* **Given task**: Omit every picture and return the rest of the data unaltered.

* **Given records**:
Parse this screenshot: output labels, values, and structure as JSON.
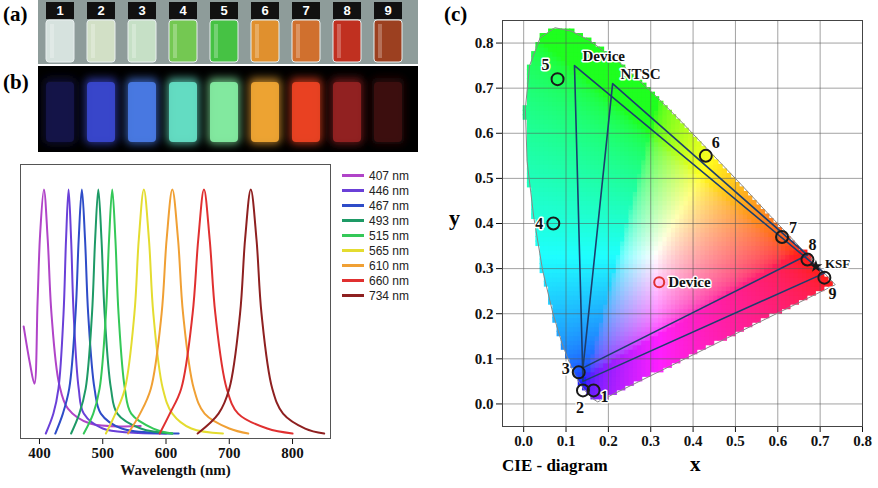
{
  "panels": [
    {
      "label": "(a)",
      "vials": [
        {
          "label": "1",
          "color": "#d6e2de"
        },
        {
          "label": "2",
          "color": "#d2e0c6"
        },
        {
          "label": "3",
          "color": "#c6e0c6"
        },
        {
          "label": "4",
          "color": "#74c852"
        },
        {
          "label": "5",
          "color": "#46c244"
        },
        {
          "label": "6",
          "color": "#e0902e"
        },
        {
          "label": "7",
          "color": "#d0702e"
        },
        {
          "label": "8",
          "color": "#c03020"
        },
        {
          "label": "9",
          "color": "#9c4020"
        }
      ]
    },
    {
      "label": "(b)",
      "colors": [
        "#15154a",
        "#3a48d0",
        "#4a7ce8",
        "#66e2c8",
        "#86f0a4",
        "#f4a834",
        "#f04424",
        "#962222",
        "#3e1010"
      ]
    }
  ],
  "chart_data": [
    {
      "type": "line",
      "x_label": "Wavelength (nm)",
      "xlim": [
        370,
        860
      ],
      "xticks": [
        400,
        500,
        600,
        700,
        800
      ],
      "ylim": [
        0,
        1.1
      ],
      "tick_labels": "x",
      "legend": "right",
      "series": [
        {
          "name": "407 nm",
          "color": "#b044c8",
          "x": [
            375,
            385,
            392,
            397,
            401,
            407,
            413,
            419,
            431,
            445,
            480,
            560
          ],
          "values": [
            0.45,
            0.3,
            0.22,
            0.55,
            0.82,
            1.0,
            0.8,
            0.5,
            0.22,
            0.12,
            0.06,
            0.05
          ]
        },
        {
          "name": "446 nm",
          "color": "#6a40d8",
          "x": [
            410,
            422,
            430,
            438,
            442,
            446,
            450,
            454,
            462,
            470,
            500,
            600
          ],
          "values": [
            0.02,
            0.1,
            0.2,
            0.5,
            0.8,
            1.0,
            0.8,
            0.5,
            0.2,
            0.1,
            0.04,
            0.02
          ]
        },
        {
          "name": "467 nm",
          "color": "#2e4cc8",
          "x": [
            425,
            437,
            447,
            457,
            462,
            467,
            472,
            477,
            487,
            497,
            530,
            620
          ],
          "values": [
            0.02,
            0.1,
            0.2,
            0.5,
            0.8,
            1.0,
            0.8,
            0.5,
            0.2,
            0.1,
            0.04,
            0.02
          ]
        },
        {
          "name": "493 nm",
          "color": "#1e9a66",
          "x": [
            450,
            463,
            473,
            483,
            488,
            493,
            498,
            503,
            513,
            523,
            560,
            610
          ],
          "values": [
            0.02,
            0.1,
            0.2,
            0.5,
            0.8,
            1.0,
            0.8,
            0.5,
            0.2,
            0.1,
            0.04,
            0.02
          ]
        },
        {
          "name": "515 nm",
          "color": "#34c858",
          "x": [
            470,
            485,
            495,
            505,
            510,
            515,
            520,
            525,
            535,
            545,
            580,
            610
          ],
          "values": [
            0.02,
            0.1,
            0.2,
            0.5,
            0.8,
            1.0,
            0.8,
            0.5,
            0.2,
            0.1,
            0.04,
            0.02
          ]
        },
        {
          "name": "565 nm",
          "color": "#e4dc30",
          "x": [
            505,
            520,
            535,
            550,
            557,
            565,
            573,
            580,
            595,
            610,
            640,
            690
          ],
          "values": [
            0.02,
            0.1,
            0.2,
            0.5,
            0.8,
            1.0,
            0.8,
            0.5,
            0.2,
            0.1,
            0.04,
            0.02
          ]
        },
        {
          "name": "610 nm",
          "color": "#f0a034",
          "x": [
            540,
            559,
            576,
            593,
            601,
            610,
            619,
            627,
            644,
            661,
            700,
            730
          ],
          "values": [
            0.02,
            0.1,
            0.2,
            0.5,
            0.8,
            1.0,
            0.8,
            0.5,
            0.2,
            0.1,
            0.04,
            0.02
          ]
        },
        {
          "name": "660 nm",
          "color": "#e03030",
          "x": [
            590,
            606,
            624,
            642,
            651,
            660,
            669,
            678,
            696,
            714,
            760,
            800
          ],
          "values": [
            0.02,
            0.1,
            0.2,
            0.5,
            0.8,
            1.0,
            0.8,
            0.5,
            0.2,
            0.1,
            0.04,
            0.02
          ]
        },
        {
          "name": "734 nm",
          "color": "#8e2020",
          "x": [
            650,
            683,
            700,
            717,
            725,
            734,
            743,
            751,
            768,
            785,
            820,
            850
          ],
          "values": [
            0.02,
            0.1,
            0.2,
            0.5,
            0.8,
            1.0,
            0.8,
            0.5,
            0.2,
            0.1,
            0.04,
            0.02
          ]
        }
      ]
    },
    {
      "type": "scatter",
      "label": "(c)",
      "caption": "CIE - diagram",
      "x_label": "x",
      "y_label": "y",
      "xlim": [
        -0.05,
        0.8
      ],
      "ylim": [
        -0.05,
        0.85
      ],
      "xticks": [
        {
          "value": 0,
          "label": "0.0"
        },
        0.1,
        0.2,
        0.3,
        0.4,
        0.5,
        0.6,
        0.7,
        0.8
      ],
      "yticks": [
        {
          "value": 0,
          "label": "0.0"
        },
        0.1,
        0.2,
        0.3,
        0.4,
        0.5,
        0.6,
        0.7,
        0.8
      ],
      "grid": true,
      "spectral_locus": {
        "x": [
          0.174,
          0.164,
          0.157,
          0.144,
          0.124,
          0.11,
          0.091,
          0.069,
          0.045,
          0.024,
          0.008,
          0.004,
          0.014,
          0.039,
          0.074,
          0.114,
          0.155,
          0.23,
          0.302,
          0.373,
          0.444,
          0.513,
          0.575,
          0.627,
          0.666,
          0.692,
          0.708,
          0.719,
          0.735
        ],
        "y": [
          0.005,
          0.011,
          0.018,
          0.03,
          0.058,
          0.087,
          0.133,
          0.201,
          0.295,
          0.413,
          0.538,
          0.655,
          0.75,
          0.812,
          0.834,
          0.826,
          0.806,
          0.754,
          0.692,
          0.625,
          0.555,
          0.487,
          0.424,
          0.373,
          0.334,
          0.308,
          0.292,
          0.281,
          0.265
        ]
      },
      "gamuts": [
        {
          "name": "Device",
          "color": "#1c3f6e",
          "x": [
            0.12,
            0.71,
            0.14
          ],
          "y": [
            0.75,
            0.29,
            0.05
          ]
        },
        {
          "name": "NTSC",
          "color": "#1c3f6e",
          "x": [
            0.67,
            0.21,
            0.14
          ],
          "y": [
            0.33,
            0.71,
            0.08
          ]
        }
      ],
      "marker": "circle",
      "points": [
        {
          "label": "1",
          "x": 0.165,
          "y": 0.03
        },
        {
          "label": "2",
          "x": 0.14,
          "y": 0.03
        },
        {
          "label": "3",
          "x": 0.13,
          "y": 0.07
        },
        {
          "label": "4",
          "x": 0.07,
          "y": 0.4
        },
        {
          "label": "5",
          "x": 0.08,
          "y": 0.72
        },
        {
          "label": "6",
          "x": 0.43,
          "y": 0.55
        },
        {
          "label": "7",
          "x": 0.61,
          "y": 0.37
        },
        {
          "label": "8",
          "x": 0.67,
          "y": 0.32
        },
        {
          "label": "9",
          "x": 0.71,
          "y": 0.28
        }
      ],
      "white_point": {
        "label": "Device",
        "color": "#e03030",
        "x": 0.32,
        "y": 0.27
      },
      "references": [
        {
          "label": "KSF",
          "x": 0.69,
          "y": 0.305
        }
      ]
    }
  ]
}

* **Exercise result**:
Parse this screenshot: output labels, values, and structure as JSON.
{
  "panels": [
    {
      "label": "(a)",
      "vials": [
        {
          "label": "1",
          "color": "#d6e2de"
        },
        {
          "label": "2",
          "color": "#d2e0c6"
        },
        {
          "label": "3",
          "color": "#c6e0c6"
        },
        {
          "label": "4",
          "color": "#74c852"
        },
        {
          "label": "5",
          "color": "#46c244"
        },
        {
          "label": "6",
          "color": "#e0902e"
        },
        {
          "label": "7",
          "color": "#d0702e"
        },
        {
          "label": "8",
          "color": "#c03020"
        },
        {
          "label": "9",
          "color": "#9c4020"
        }
      ]
    },
    {
      "label": "(b)",
      "colors": [
        "#15154a",
        "#3a48d0",
        "#4a7ce8",
        "#66e2c8",
        "#86f0a4",
        "#f4a834",
        "#f04424",
        "#962222",
        "#3e1010"
      ]
    }
  ],
  "chart_data": [
    {
      "type": "line",
      "x_label": "Wavelength (nm)",
      "xlim": [
        370,
        860
      ],
      "xticks": [
        400,
        500,
        600,
        700,
        800
      ],
      "ylim": [
        0,
        1.1
      ],
      "tick_labels": "x",
      "legend": "right",
      "series": [
        {
          "name": "407 nm",
          "color": "#b044c8",
          "x": [
            375,
            385,
            392,
            397,
            401,
            407,
            413,
            419,
            431,
            445,
            480,
            560
          ],
          "values": [
            0.45,
            0.3,
            0.22,
            0.55,
            0.82,
            1.0,
            0.8,
            0.5,
            0.22,
            0.12,
            0.06,
            0.05
          ]
        },
        {
          "name": "446 nm",
          "color": "#6a40d8",
          "x": [
            410,
            422,
            430,
            438,
            442,
            446,
            450,
            454,
            462,
            470,
            500,
            600
          ],
          "values": [
            0.02,
            0.1,
            0.2,
            0.5,
            0.8,
            1.0,
            0.8,
            0.5,
            0.2,
            0.1,
            0.04,
            0.02
          ]
        },
        {
          "name": "467 nm",
          "color": "#2e4cc8",
          "x": [
            425,
            437,
            447,
            457,
            462,
            467,
            472,
            477,
            487,
            497,
            530,
            620
          ],
          "values": [
            0.02,
            0.1,
            0.2,
            0.5,
            0.8,
            1.0,
            0.8,
            0.5,
            0.2,
            0.1,
            0.04,
            0.02
          ]
        },
        {
          "name": "493 nm",
          "color": "#1e9a66",
          "x": [
            450,
            463,
            473,
            483,
            488,
            493,
            498,
            503,
            513,
            523,
            560,
            610
          ],
          "values": [
            0.02,
            0.1,
            0.2,
            0.5,
            0.8,
            1.0,
            0.8,
            0.5,
            0.2,
            0.1,
            0.04,
            0.02
          ]
        },
        {
          "name": "515 nm",
          "color": "#34c858",
          "x": [
            470,
            485,
            495,
            505,
            510,
            515,
            520,
            525,
            535,
            545,
            580,
            610
          ],
          "values": [
            0.02,
            0.1,
            0.2,
            0.5,
            0.8,
            1.0,
            0.8,
            0.5,
            0.2,
            0.1,
            0.04,
            0.02
          ]
        },
        {
          "name": "565 nm",
          "color": "#e4dc30",
          "x": [
            505,
            520,
            535,
            550,
            557,
            565,
            573,
            580,
            595,
            610,
            640,
            690
          ],
          "values": [
            0.02,
            0.1,
            0.2,
            0.5,
            0.8,
            1.0,
            0.8,
            0.5,
            0.2,
            0.1,
            0.04,
            0.02
          ]
        },
        {
          "name": "610 nm",
          "color": "#f0a034",
          "x": [
            540,
            559,
            576,
            593,
            601,
            610,
            619,
            627,
            644,
            661,
            700,
            730
          ],
          "values": [
            0.02,
            0.1,
            0.2,
            0.5,
            0.8,
            1.0,
            0.8,
            0.5,
            0.2,
            0.1,
            0.04,
            0.02
          ]
        },
        {
          "name": "660 nm",
          "color": "#e03030",
          "x": [
            590,
            606,
            624,
            642,
            651,
            660,
            669,
            678,
            696,
            714,
            760,
            800
          ],
          "values": [
            0.02,
            0.1,
            0.2,
            0.5,
            0.8,
            1.0,
            0.8,
            0.5,
            0.2,
            0.1,
            0.04,
            0.02
          ]
        },
        {
          "name": "734 nm",
          "color": "#8e2020",
          "x": [
            650,
            683,
            700,
            717,
            725,
            734,
            743,
            751,
            768,
            785,
            820,
            850
          ],
          "values": [
            0.02,
            0.1,
            0.2,
            0.5,
            0.8,
            1.0,
            0.8,
            0.5,
            0.2,
            0.1,
            0.04,
            0.02
          ]
        }
      ]
    },
    {
      "type": "scatter",
      "label": "(c)",
      "caption": "CIE - diagram",
      "x_label": "x",
      "y_label": "y",
      "xlim": [
        -0.05,
        0.8
      ],
      "ylim": [
        -0.05,
        0.85
      ],
      "xticks": [
        {
          "value": 0,
          "label": "0.0"
        },
        0.1,
        0.2,
        0.3,
        0.4,
        0.5,
        0.6,
        0.7,
        0.8
      ],
      "yticks": [
        {
          "value": 0,
          "label": "0.0"
        },
        0.1,
        0.2,
        0.3,
        0.4,
        0.5,
        0.6,
        0.7,
        0.8
      ],
      "grid": true,
      "spectral_locus": {
        "x": [
          0.174,
          0.164,
          0.157,
          0.144,
          0.124,
          0.11,
          0.091,
          0.069,
          0.045,
          0.024,
          0.008,
          0.004,
          0.014,
          0.039,
          0.074,
          0.114,
          0.155,
          0.23,
          0.302,
          0.373,
          0.444,
          0.513,
          0.575,
          0.627,
          0.666,
          0.692,
          0.708,
          0.719,
          0.735
        ],
        "y": [
          0.005,
          0.011,
          0.018,
          0.03,
          0.058,
          0.087,
          0.133,
          0.201,
          0.295,
          0.413,
          0.538,
          0.655,
          0.75,
          0.812,
          0.834,
          0.826,
          0.806,
          0.754,
          0.692,
          0.625,
          0.555,
          0.487,
          0.424,
          0.373,
          0.334,
          0.308,
          0.292,
          0.281,
          0.265
        ]
      },
      "gamuts": [
        {
          "name": "Device",
          "color": "#1c3f6e",
          "x": [
            0.12,
            0.71,
            0.14
          ],
          "y": [
            0.75,
            0.29,
            0.05
          ]
        },
        {
          "name": "NTSC",
          "color": "#1c3f6e",
          "x": [
            0.67,
            0.21,
            0.14
          ],
          "y": [
            0.33,
            0.71,
            0.08
          ]
        }
      ],
      "marker": "circle",
      "points": [
        {
          "label": "1",
          "x": 0.165,
          "y": 0.03
        },
        {
          "label": "2",
          "x": 0.14,
          "y": 0.03
        },
        {
          "label": "3",
          "x": 0.13,
          "y": 0.07
        },
        {
          "label": "4",
          "x": 0.07,
          "y": 0.4
        },
        {
          "label": "5",
          "x": 0.08,
          "y": 0.72
        },
        {
          "label": "6",
          "x": 0.43,
          "y": 0.55
        },
        {
          "label": "7",
          "x": 0.61,
          "y": 0.37
        },
        {
          "label": "8",
          "x": 0.67,
          "y": 0.32
        },
        {
          "label": "9",
          "x": 0.71,
          "y": 0.28
        }
      ],
      "white_point": {
        "label": "Device",
        "color": "#e03030",
        "x": 0.32,
        "y": 0.27
      },
      "references": [
        {
          "label": "KSF",
          "x": 0.69,
          "y": 0.305
        }
      ]
    }
  ]
}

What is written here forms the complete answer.